**WHAT IS BEING ASKED:** Pictures are to be dropped from the copy. Retype the listing exactly.

**EXERCISE MATERIAL:**
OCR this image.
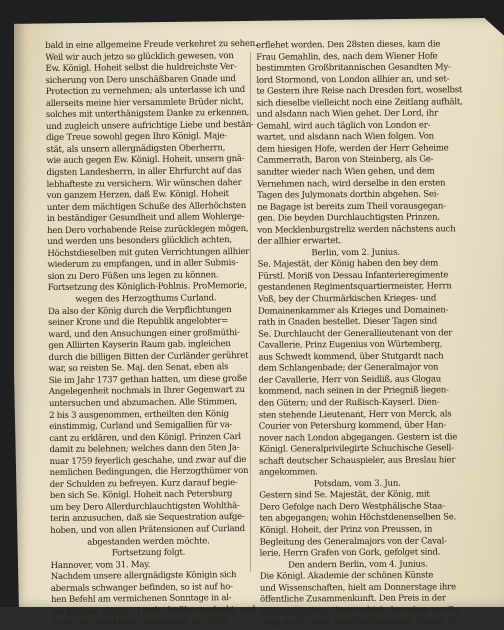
bald in eine allgemeine Freude verkehret zu sehen.
Weil wir auch jetzo so glücklich gewesen, von
Ew. Königl. Hoheit selbst die huldreichste Ver-
sicherung von Dero unschäßbaren Gnade und
Protection zu vernehmen; als unterlasse ich und
allerseits meine hier versammlete Brüder nicht,
solches mit unterthänigstem Danke zu erkennen,
und zugleich unsere aufrichtige Liebe und bestän-
dige Treue sowohl gegen Ihro Königl. Maje-
stät, als unsern allergnädigsten Oberherrn,
wie auch gegen Ew. Königl. Hoheit, unsern gnä-
digsten Landesherrn, in aller Ehrfurcht auf das
lebhafteste zu versichern. Wir wünschen daher
von ganzem Herzen, daß Ew. Königl. Hoheit
unter dem mächtigen Schuße des Allerhöchsten
in beständiger Gesundheit und allem Wohlerge-
hen Dero vorhabende Reise zurücklegen mögen,
und werden uns besonders glücklich achten,
Höchstdieselben mit guten Verrichtungen allhier
wiederum zu empfangen, und in aller Submis-
sion zu Dero Füßen uns legen zu können.
Fortsetzung des Königlich-Pohlnis. ProMemorie,
wegen des Herzogthums Curland.
Da also der König durch die Verpflichtungen
seiner Krone und die Republik angelobter=
ward, und den Ansuchungen einer großmüthi-
gen Alliirten Kayserin Raum gab, ingleichen
durch die billigen Bitten der Curländer gerühret
war, so reisten Se. Maj. den Senat, eben als
Sie im Jahr 1737 gethan hatten, um diese große
Angelegenheit nochmals in Ihrer Gegenwart zu
untersuchen und abzumachen. Alle Stimmen,
2 bis 3 ausgenommen, ertheilten den König
einstimmig, Curland und Semigallien für va-
cant zu erklären, und den Königl. Prinzen Carl
damit zu belehnen; welches dann den 5ten Ja-
nuar 1759 feyerlich geschahe, und zwar auf die
nemlichen Bedingungen, die Herzogthümer von
der Schulden zu befreyen. Kurz darauf begie-
ben sich Se. Königl. Hoheit nach Petersburg
um bey Dero Allerdurchlauchtigsten Wohlthä-
terin anzusuchen, daß sie Sequestration aufge-
hoben, und von allen Prätensionen auf Curland
abgestanden werden möchte.
Fortsetzung folgt.
Hannover, vom 31. May.
Nachdem unsere allergnädigste Königin sich
abermals schwanger befinden, so ist auf ho-
hen Befehl am vermichenen Sonntage in al-
len Kirchen hiesiger Lande darüber gedankt, und
Ihrer Maj. glückliche Entbindung von GOtt
erflehet worden. Den 28sten dieses, kam die
Frau Gemahlin, des, nach dem Wiener Hofe
bestimmten Großbritannischen Gesandten My-
lord Stormond, von London allhier an, und set-
te Gestern ihre Reise nach Dresden fort, woselbst
sich dieselbe vielleicht noch eine Zeitlang aufhält,
und alsdann nach Wien gehet. Der Lord, ihr
Gemahl, wird auch täglich von London er-
wartet, und alsdann nach Wien folgen. Von
dem hiesigen Hofe, werden der Herr Geheime
Cammerrath, Baron von Steinberg, als Ge-
sandter wieder nach Wien gehen, und dem
Vernehmen nach, wird derselbe in den ersten
Tagen des Julymonats dorthin abgehen. Sei-
ne Bagage ist bereits zum Theil vorausgegan-
gen. Die beyden Durchlauchtigsten Prinzen,
von Mecklenburgstreliz werden nächstens auch
der allhier erwartet.
Berlin, vom 2. Junius.
Se. Majestät, der König haben den bey dem
Fürstl. Moriß von Dessau Infanterieregimente
gestandenen Regimentsquartiermeister, Herrn
Voß, bey der Churmärkischen Krieges- und
Domainenkammer als Krieges und Domainen-
rath in Gnaden bestellet. Dieser Tagen sind
Se. Durchlaucht der Generallieutenant von der
Cavallerie, Prinz Eugenius von Würtemberg,
aus Schwedt kommend, über Stutgardt nach
dem Schlangenbade; der Generalmajor von
der Cavallerie, Herr von Seidliß, aus Glogau
kommend, nach seinen in der Priegniß liegen-
den Gütern; und der Rußisch-Kayserl. Dien-
sten stehende Lieutenant, Herr von Merck, als
Courier von Petersburg kommend, über Han-
nover nach London abgegangen. Gestern ist die
Königl. Generalprivilegirte Schuchische Gesell-
schaft deutscher Schauspieler, aus Breslau hier
angekommen.
Potsdam, vom 3. Jun.
Gestern sind Se. Majestät, der König, mit
Dero Gefolge nach Dero Westphälische Staa-
ten abgegangen; wohin Höchstdenenselben Se.
Königl. Hoheit, der Prinz von Preussen, in
Begleitung des Generalmajors von der Caval-
lerie, Herrn Grafen von Gork, gefolget sind.
Den andern Berlin, vom 4. Junius.
Die Königl. Akademie der schönen Künste
und Wissenschaften, hielt am Donnerstage ihre
öffentliche Zusammenkunft. Den Preis in der
philosophischen Classe erhielt der schon vor Ge-
nüge durch seine Schriften bekannte hiesige Ju-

**WRITTEN SOLUTION:**
OCR this image.
bald in eine allgemeine Freude verkehret zu sehen.
Weil wir auch jetzo so glücklich gewesen, von
Ew. Königl. Hoheit selbst die huldreichste Ver-
sicherung von Dero unschäßbaren Gnade und
Protection zu vernehmen; als unterlasse ich und
allerseits meine hier versammlete Brüder nicht,
solches mit unterthänigstem Danke zu erkennen,
und zugleich unsere aufrichtige Liebe und bestän-
dige Treue sowohl gegen Ihro Königl. Maje-
stät, als unsern allergnädigsten Oberherrn,
wie auch gegen Ew. Königl. Hoheit, unsern gnä-
digsten Landesherrn, in aller Ehrfurcht auf das
lebhafteste zu versichern. Wir wünschen daher
von ganzem Herzen, daß Ew. Königl. Hoheit
unter dem mächtigen Schuße des Allerhöchsten
in beständiger Gesundheit und allem Wohlerge-
hen Dero vorhabende Reise zurücklegen mögen,
und werden uns besonders glücklich achten,
Höchstdieselben mit guten Verrichtungen allhier
wiederum zu empfangen, und in aller Submis-
sion zu Dero Füßen uns legen zu können.
Fortsetzung des Königlich-Pohlnis. ProMemorie,
wegen des Herzogthums Curland.
Da also der König durch die Verpflichtungen
seiner Krone und die Republik angelobter=
ward, und den Ansuchungen einer großmüthi-
gen Alliirten Kayserin Raum gab, ingleichen
durch die billigen Bitten der Curländer gerühret
war, so reisten Se. Maj. den Senat, eben als
Sie im Jahr 1737 gethan hatten, um diese große
Angelegenheit nochmals in Ihrer Gegenwart zu
untersuchen und abzumachen. Alle Stimmen,
2 bis 3 ausgenommen, ertheilten den König
einstimmig, Curland und Semigallien für va-
cant zu erklären, und den Königl. Prinzen Carl
damit zu belehnen; welches dann den 5ten Ja-
nuar 1759 feyerlich geschahe, und zwar auf die
nemlichen Bedingungen, die Herzogthümer von
der Schulden zu befreyen. Kurz darauf begie-
ben sich Se. Königl. Hoheit nach Petersburg
um bey Dero Allerdurchlauchtigsten Wohlthä-
terin anzusuchen, daß sie Sequestration aufge-
hoben, und von allen Prätensionen auf Curland
abgestanden werden möchte.
Fortsetzung folgt.
Hannover, vom 31. May.
Nachdem unsere allergnädigste Königin sich
abermals schwanger befinden, so ist auf ho-
hen Befehl am vermichenen Sonntage in al-
len Kirchen hiesiger Lande darüber gedankt, und
Ihrer Maj. glückliche Entbindung von GOtt
erflehet worden. Den 28sten dieses, kam die
Frau Gemahlin, des, nach dem Wiener Hofe
bestimmten Großbritannischen Gesandten My-
lord Stormond, von London allhier an, und set-
te Gestern ihre Reise nach Dresden fort, woselbst
sich dieselbe vielleicht noch eine Zeitlang aufhält,
und alsdann nach Wien gehet. Der Lord, ihr
Gemahl, wird auch täglich von London er-
wartet, und alsdann nach Wien folgen. Von
dem hiesigen Hofe, werden der Herr Geheime
Cammerrath, Baron von Steinberg, als Ge-
sandter wieder nach Wien gehen, und dem
Vernehmen nach, wird derselbe in den ersten
Tagen des Julymonats dorthin abgehen. Sei-
ne Bagage ist bereits zum Theil vorausgegan-
gen. Die beyden Durchlauchtigsten Prinzen,
von Mecklenburgstreliz werden nächstens auch
der allhier erwartet.
Berlin, vom 2. Junius.
Se. Majestät, der König haben den bey dem
Fürstl. Moriß von Dessau Infanterieregimente
gestandenen Regimentsquartiermeister, Herrn
Voß, bey der Churmärkischen Krieges- und
Domainenkammer als Krieges und Domainen-
rath in Gnaden bestellet. Dieser Tagen sind
Se. Durchlaucht der Generallieutenant von der
Cavallerie, Prinz Eugenius von Würtemberg,
aus Schwedt kommend, über Stutgardt nach
dem Schlangenbade; der Generalmajor von
der Cavallerie, Herr von Seidliß, aus Glogau
kommend, nach seinen in der Priegniß liegen-
den Gütern; und der Rußisch-Kayserl. Dien-
sten stehende Lieutenant, Herr von Merck, als
Courier von Petersburg kommend, über Han-
nover nach London abgegangen. Gestern ist die
Königl. Generalprivilegirte Schuchische Gesell-
schaft deutscher Schauspieler, aus Breslau hier
angekommen.
Potsdam, vom 3. Jun.
Gestern sind Se. Majestät, der König, mit
Dero Gefolge nach Dero Westphälische Staa-
ten abgegangen; wohin Höchstdenenselben Se.
Königl. Hoheit, der Prinz von Preussen, in
Begleitung des Generalmajors von der Caval-
lerie, Herrn Grafen von Gork, gefolget sind.
Den andern Berlin, vom 4. Junius.
Die Königl. Akademie der schönen Künste
und Wissenschaften, hielt am Donnerstage ihre
öffentliche Zusammenkunft. Den Preis in der
philosophischen Classe erhielt der schon vor Ge-
nüge durch seine Schriften bekannte hiesige Ju-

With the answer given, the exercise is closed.